** WRITTEN TASK **
Omit every picture and output the rest of the records exactly as they are.

** DATA FOR THIS TASK **

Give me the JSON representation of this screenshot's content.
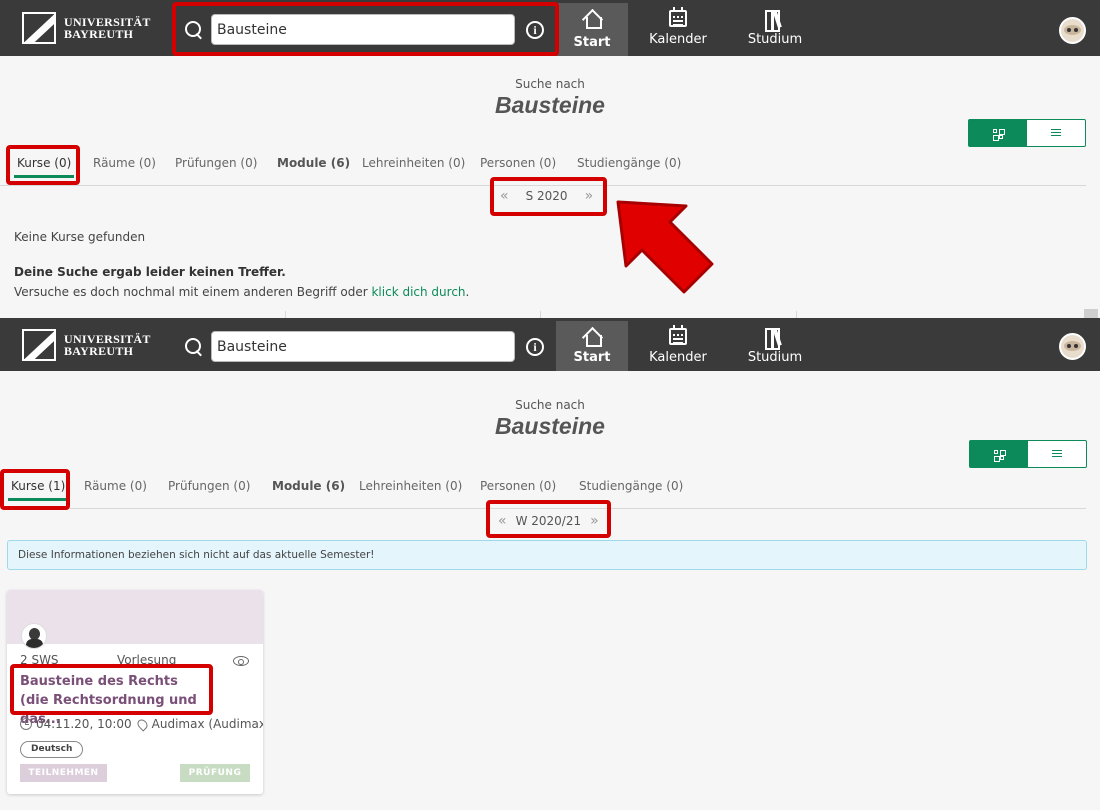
{
  "brand": {
    "line1": "UNIVERSITÄT",
    "line2": "BAYREUTH"
  },
  "search": {
    "value": "Bausteine"
  },
  "nav": {
    "start": "Start",
    "kalender": "Kalender",
    "studium": "Studium"
  },
  "icons": [
    "university-logo-icon",
    "search-icon",
    "info-icon",
    "home-icon",
    "calendar-icon",
    "books-icon",
    "avatar-icon",
    "grid-view-icon",
    "list-view-icon",
    "chevron-left-icon",
    "chevron-right-icon",
    "eye-icon",
    "clock-icon",
    "location-pin-icon",
    "red-arrow-icon"
  ],
  "colors": {
    "navbar": "#3a3a3a",
    "accent": "#0d8a5a",
    "highlight": "#d40000",
    "course_title": "#7a4f78"
  },
  "top": {
    "search_label": "Suche nach",
    "query": "Bausteine",
    "tabs": [
      {
        "label": "Kurse (0)"
      },
      {
        "label": "Räume (0)"
      },
      {
        "label": "Prüfungen (0)"
      },
      {
        "label": "Module (6)"
      },
      {
        "label": "Lehreinheiten (0)"
      },
      {
        "label": "Personen (0)"
      },
      {
        "label": "Studiengänge (0)"
      }
    ],
    "semester_prev": "«",
    "semester": "S 2020",
    "semester_next": "»",
    "no_results": "Keine Kurse gefunden",
    "no_match_bold": "Deine Suche ergab leider keinen Treffer.",
    "retry_text": "Versuche es doch nochmal mit einem anderen Begriff oder ",
    "retry_link": "klick dich durch",
    "retry_end": "."
  },
  "bottom": {
    "search_label": "Suche nach",
    "query": "Bausteine",
    "tabs": [
      {
        "label": "Kurse (1)"
      },
      {
        "label": "Räume (0)"
      },
      {
        "label": "Prüfungen (0)"
      },
      {
        "label": "Module (6)"
      },
      {
        "label": "Lehreinheiten (0)"
      },
      {
        "label": "Personen (0)"
      },
      {
        "label": "Studiengänge (0)"
      }
    ],
    "semester_prev": "«",
    "semester": "W 2020/21",
    "semester_next": "»",
    "alert": "Diese Informationen beziehen sich nicht auf das aktuelle Semester!",
    "card": {
      "sws": "2 SWS",
      "type": "Vorlesung",
      "title": "Bausteine des Rechts (die Rechtsordnung und das...",
      "datetime": "04.11.20, 10:00",
      "room": "Audimax (Audimax)",
      "language": "Deutsch",
      "btn_join": "TEILNEHMEN",
      "btn_exam": "PRÜFUNG"
    }
  }
}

** REPLY TO THE EXERCISE **
Give me the JSON representation of this screenshot's content.
{
  "brand": {
    "line1": "UNIVERSITÄT",
    "line2": "BAYREUTH"
  },
  "search": {
    "value": "Bausteine"
  },
  "nav": {
    "start": "Start",
    "kalender": "Kalender",
    "studium": "Studium"
  },
  "icons": [
    "university-logo-icon",
    "search-icon",
    "info-icon",
    "home-icon",
    "calendar-icon",
    "books-icon",
    "avatar-icon",
    "grid-view-icon",
    "list-view-icon",
    "chevron-left-icon",
    "chevron-right-icon",
    "eye-icon",
    "clock-icon",
    "location-pin-icon",
    "red-arrow-icon"
  ],
  "colors": {
    "navbar": "#3a3a3a",
    "accent": "#0d8a5a",
    "highlight": "#d40000",
    "course_title": "#7a4f78"
  },
  "top": {
    "search_label": "Suche nach",
    "query": "Bausteine",
    "tabs": [
      {
        "label": "Kurse (0)"
      },
      {
        "label": "Räume (0)"
      },
      {
        "label": "Prüfungen (0)"
      },
      {
        "label": "Module (6)"
      },
      {
        "label": "Lehreinheiten (0)"
      },
      {
        "label": "Personen (0)"
      },
      {
        "label": "Studiengänge (0)"
      }
    ],
    "semester_prev": "«",
    "semester": "S 2020",
    "semester_next": "»",
    "no_results": "Keine Kurse gefunden",
    "no_match_bold": "Deine Suche ergab leider keinen Treffer.",
    "retry_text": "Versuche es doch nochmal mit einem anderen Begriff oder ",
    "retry_link": "klick dich durch",
    "retry_end": "."
  },
  "bottom": {
    "search_label": "Suche nach",
    "query": "Bausteine",
    "tabs": [
      {
        "label": "Kurse (1)"
      },
      {
        "label": "Räume (0)"
      },
      {
        "label": "Prüfungen (0)"
      },
      {
        "label": "Module (6)"
      },
      {
        "label": "Lehreinheiten (0)"
      },
      {
        "label": "Personen (0)"
      },
      {
        "label": "Studiengänge (0)"
      }
    ],
    "semester_prev": "«",
    "semester": "W 2020/21",
    "semester_next": "»",
    "alert": "Diese Informationen beziehen sich nicht auf das aktuelle Semester!",
    "card": {
      "sws": "2 SWS",
      "type": "Vorlesung",
      "title": "Bausteine des Rechts (die Rechtsordnung und das...",
      "datetime": "04.11.20, 10:00",
      "room": "Audimax (Audimax)",
      "language": "Deutsch",
      "btn_join": "TEILNEHMEN",
      "btn_exam": "PRÜFUNG"
    }
  }
}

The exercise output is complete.